• GOAL A
Answer these questions using the mortgage text:
(i) About how many years before the sale was each of the two mortgages given?
(ii) What did the referee find about the mortgages?
(iii) What does the text call the important question in this case?

• PAGE TEXT
──────────

One of the mortgages was given about 84, and the other 66 years before the sale. The referee does not find when they became due, nor who has since been in possession; but he states that no evidence was given of payment upon them, or of an acknowledgment of indebtedness thereupon, at any time; and he therefore finds they have been paid and satisfied. Without explanation, the presumption of payment arises from the lapse of time, in favor of a mortgagor in possession. (Ang. on Lim., 492 et seq., andcases there cited; 2 Hill on Mort., ch. 27; 2 Sug. on Ven. Pur., 361; Matt. on Pres. Evid., 329 et seq., 352 et seq.; 2 R.S., 301, § 48.) It would have been more satisfactory if the referee had found the facts in relation to the possession, c.; but he has found the mortgages paid and satisfied; and theonus, after this great lapse of time, may be considered to rest upon the purchaser. I think these mortgages constitute no valid objection to the title. *401
The important question in this case is as to the validity of the deed to O'Brien; for if the conveyance to him was not authorized, the purchaser at the sale upon the mortgage he gave should not be compelled to fulfill his contract of purchase.

──────────

• MATERIAL SHOWN
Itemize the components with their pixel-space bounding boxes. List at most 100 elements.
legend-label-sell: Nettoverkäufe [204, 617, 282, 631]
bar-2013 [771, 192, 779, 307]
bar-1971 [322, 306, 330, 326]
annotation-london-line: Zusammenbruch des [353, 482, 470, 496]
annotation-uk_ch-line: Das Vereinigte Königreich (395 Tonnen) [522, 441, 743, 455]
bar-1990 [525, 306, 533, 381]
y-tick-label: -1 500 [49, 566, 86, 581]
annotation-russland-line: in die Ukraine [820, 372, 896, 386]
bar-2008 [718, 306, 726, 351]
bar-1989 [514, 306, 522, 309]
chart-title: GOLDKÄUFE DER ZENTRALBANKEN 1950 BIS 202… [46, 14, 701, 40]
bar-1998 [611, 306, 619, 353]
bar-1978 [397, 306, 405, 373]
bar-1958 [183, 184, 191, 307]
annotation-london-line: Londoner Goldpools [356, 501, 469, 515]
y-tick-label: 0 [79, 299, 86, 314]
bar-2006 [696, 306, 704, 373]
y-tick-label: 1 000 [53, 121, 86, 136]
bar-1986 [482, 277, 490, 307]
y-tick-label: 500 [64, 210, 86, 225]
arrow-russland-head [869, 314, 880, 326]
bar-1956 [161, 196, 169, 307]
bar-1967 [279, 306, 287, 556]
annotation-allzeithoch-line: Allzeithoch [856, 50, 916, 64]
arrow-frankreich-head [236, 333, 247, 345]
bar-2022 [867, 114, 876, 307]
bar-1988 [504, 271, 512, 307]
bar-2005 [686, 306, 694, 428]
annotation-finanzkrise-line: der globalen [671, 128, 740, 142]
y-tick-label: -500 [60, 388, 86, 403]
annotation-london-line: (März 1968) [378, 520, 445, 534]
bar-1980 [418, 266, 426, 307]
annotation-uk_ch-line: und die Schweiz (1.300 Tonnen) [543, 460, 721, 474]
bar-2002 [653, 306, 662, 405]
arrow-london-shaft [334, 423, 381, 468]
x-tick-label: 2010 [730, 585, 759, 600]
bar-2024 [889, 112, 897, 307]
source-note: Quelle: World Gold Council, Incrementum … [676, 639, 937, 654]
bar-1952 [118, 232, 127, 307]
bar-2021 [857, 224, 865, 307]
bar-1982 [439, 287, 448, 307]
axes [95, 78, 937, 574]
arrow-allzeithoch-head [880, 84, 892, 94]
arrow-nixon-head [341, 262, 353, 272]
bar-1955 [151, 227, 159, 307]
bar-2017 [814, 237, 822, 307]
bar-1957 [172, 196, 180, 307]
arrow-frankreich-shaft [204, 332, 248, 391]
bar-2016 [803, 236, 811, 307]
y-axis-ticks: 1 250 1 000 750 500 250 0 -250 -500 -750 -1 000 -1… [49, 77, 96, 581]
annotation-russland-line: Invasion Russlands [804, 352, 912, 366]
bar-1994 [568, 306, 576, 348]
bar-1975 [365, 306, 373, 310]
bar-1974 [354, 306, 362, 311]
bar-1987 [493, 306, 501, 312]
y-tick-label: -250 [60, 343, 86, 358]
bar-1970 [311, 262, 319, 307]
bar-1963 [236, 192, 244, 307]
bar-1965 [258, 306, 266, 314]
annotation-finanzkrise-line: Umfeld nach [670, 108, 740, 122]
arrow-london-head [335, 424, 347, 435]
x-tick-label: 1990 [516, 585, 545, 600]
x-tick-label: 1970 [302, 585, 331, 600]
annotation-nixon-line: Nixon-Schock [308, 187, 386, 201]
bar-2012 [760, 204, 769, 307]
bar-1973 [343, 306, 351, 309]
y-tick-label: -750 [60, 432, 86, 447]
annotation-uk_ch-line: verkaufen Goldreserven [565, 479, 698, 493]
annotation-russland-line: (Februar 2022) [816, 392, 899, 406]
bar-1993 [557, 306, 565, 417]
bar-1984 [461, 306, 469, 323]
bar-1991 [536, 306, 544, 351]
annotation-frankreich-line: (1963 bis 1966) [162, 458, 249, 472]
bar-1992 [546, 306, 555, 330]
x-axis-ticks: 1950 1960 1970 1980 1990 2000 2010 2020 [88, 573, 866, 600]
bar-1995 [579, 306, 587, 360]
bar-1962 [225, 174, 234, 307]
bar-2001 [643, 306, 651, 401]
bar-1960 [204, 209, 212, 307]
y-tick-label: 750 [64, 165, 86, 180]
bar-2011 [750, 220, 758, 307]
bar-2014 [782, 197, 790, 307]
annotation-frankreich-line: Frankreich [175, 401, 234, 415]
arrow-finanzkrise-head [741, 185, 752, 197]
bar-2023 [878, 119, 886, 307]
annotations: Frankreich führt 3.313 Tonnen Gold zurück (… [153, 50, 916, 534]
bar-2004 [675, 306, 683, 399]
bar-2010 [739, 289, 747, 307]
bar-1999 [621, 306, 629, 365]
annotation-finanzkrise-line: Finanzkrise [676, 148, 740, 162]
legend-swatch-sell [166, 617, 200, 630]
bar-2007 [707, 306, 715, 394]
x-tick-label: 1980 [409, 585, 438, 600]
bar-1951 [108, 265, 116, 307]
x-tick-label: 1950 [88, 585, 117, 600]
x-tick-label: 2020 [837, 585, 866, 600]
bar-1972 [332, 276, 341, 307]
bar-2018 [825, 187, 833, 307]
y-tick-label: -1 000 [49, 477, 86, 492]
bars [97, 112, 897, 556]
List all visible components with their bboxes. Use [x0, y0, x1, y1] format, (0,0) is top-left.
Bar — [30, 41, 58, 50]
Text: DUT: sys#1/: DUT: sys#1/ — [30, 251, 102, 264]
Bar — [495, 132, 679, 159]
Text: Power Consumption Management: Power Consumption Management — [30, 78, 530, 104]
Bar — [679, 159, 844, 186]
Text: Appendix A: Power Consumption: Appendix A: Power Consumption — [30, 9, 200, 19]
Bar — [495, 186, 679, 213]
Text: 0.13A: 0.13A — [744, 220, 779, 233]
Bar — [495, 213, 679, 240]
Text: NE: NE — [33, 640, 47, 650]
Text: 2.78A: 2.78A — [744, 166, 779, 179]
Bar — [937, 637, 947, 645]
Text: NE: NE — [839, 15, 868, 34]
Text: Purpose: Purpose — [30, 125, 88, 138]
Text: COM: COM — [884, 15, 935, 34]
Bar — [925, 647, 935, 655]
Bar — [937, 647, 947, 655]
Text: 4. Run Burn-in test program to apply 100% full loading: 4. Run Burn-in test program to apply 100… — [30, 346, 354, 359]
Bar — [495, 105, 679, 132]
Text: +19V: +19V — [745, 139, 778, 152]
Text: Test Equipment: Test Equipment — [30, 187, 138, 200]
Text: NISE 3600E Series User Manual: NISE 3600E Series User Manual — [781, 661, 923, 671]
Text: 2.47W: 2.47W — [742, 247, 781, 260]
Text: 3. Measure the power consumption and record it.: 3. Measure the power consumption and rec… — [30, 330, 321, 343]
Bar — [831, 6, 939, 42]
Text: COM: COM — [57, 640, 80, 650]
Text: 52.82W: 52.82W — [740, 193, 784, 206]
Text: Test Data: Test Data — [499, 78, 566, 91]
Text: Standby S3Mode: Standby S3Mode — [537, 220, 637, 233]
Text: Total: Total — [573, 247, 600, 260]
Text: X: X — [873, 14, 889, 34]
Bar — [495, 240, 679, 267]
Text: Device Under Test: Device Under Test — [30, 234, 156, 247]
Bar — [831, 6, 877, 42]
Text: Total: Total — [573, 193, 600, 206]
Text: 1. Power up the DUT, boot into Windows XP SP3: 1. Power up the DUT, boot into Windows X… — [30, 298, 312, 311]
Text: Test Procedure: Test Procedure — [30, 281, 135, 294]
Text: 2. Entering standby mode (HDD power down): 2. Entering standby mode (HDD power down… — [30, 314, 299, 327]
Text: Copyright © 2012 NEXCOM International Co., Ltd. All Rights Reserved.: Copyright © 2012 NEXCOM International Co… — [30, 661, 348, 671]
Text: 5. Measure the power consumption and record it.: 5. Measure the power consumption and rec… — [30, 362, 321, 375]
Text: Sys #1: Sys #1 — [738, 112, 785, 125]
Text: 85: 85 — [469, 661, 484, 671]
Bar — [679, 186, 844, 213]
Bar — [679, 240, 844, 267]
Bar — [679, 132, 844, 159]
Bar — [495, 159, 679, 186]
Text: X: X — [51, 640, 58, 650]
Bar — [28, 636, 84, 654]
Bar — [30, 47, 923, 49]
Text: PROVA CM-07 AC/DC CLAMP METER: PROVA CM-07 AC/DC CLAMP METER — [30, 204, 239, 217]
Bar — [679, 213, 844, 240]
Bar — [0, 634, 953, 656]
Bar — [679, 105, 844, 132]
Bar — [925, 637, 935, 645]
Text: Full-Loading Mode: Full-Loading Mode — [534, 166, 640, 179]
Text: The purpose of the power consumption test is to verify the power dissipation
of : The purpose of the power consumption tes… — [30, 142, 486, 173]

──────────

• GOAL B
Repeat the listing word for word. Begin at its first line and stop after the line that has "bar-1989 [514, 306, 522, 309]", including both.

• PROBLEM SOLUTION A
(i) One was given about 84 years before the sale and the other about 66 years before.
(ii) The referee found that they had been paid and satisfied.
(iii) Whether the deed to O'Brien is valid.

• PROBLEM SOLUTION B
Itemize the components with their pixel-space bounding boxes. List at most 100 elements.
legend-label-sell: Nettoverkäufe [204, 617, 282, 631]
bar-2013 [771, 192, 779, 307]
bar-1971 [322, 306, 330, 326]
annotation-london-line: Zusammenbruch des [353, 482, 470, 496]
annotation-uk_ch-line: Das Vereinigte Königreich (395 Tonnen) [522, 441, 743, 455]
bar-1990 [525, 306, 533, 381]
y-tick-label: -1 500 [49, 566, 86, 581]
annotation-russland-line: in die Ukraine [820, 372, 896, 386]
bar-2008 [718, 306, 726, 351]
bar-1989 [514, 306, 522, 309]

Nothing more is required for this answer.